**Information supplied:**

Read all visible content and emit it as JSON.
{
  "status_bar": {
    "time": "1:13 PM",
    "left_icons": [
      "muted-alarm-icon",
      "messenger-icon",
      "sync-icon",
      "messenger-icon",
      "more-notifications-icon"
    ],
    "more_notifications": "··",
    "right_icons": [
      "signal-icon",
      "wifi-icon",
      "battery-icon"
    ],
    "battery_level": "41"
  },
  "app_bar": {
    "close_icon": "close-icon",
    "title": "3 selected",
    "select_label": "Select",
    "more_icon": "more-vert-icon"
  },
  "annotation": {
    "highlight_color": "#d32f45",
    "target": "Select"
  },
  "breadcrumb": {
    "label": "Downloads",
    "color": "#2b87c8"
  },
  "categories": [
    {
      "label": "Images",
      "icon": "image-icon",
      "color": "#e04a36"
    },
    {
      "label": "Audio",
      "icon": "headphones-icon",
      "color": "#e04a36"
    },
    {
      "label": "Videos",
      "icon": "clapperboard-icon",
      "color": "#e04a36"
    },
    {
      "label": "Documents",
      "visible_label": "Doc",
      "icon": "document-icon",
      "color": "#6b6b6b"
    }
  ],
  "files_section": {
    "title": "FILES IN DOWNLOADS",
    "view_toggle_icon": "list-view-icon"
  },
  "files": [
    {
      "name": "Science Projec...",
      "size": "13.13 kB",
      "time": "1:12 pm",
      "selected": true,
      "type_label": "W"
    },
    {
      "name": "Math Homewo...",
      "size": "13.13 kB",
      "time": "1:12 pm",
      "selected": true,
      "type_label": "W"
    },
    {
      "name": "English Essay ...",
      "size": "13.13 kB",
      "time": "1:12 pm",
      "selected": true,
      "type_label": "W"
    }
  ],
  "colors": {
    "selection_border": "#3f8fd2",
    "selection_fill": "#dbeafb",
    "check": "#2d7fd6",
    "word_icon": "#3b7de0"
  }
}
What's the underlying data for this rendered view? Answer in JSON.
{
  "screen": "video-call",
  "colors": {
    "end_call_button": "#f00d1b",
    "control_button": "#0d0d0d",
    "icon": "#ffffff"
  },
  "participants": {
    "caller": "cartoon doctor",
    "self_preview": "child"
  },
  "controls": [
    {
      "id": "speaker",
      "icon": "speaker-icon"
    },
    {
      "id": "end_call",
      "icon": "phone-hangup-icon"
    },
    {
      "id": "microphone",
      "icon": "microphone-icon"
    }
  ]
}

**Description of the task:**
Gather from the entries above all lines that include the string "name".

**Task response:**
      "name": "Science Projec...",
      "name": "Math Homewo...",
      "name": "English Essay ...",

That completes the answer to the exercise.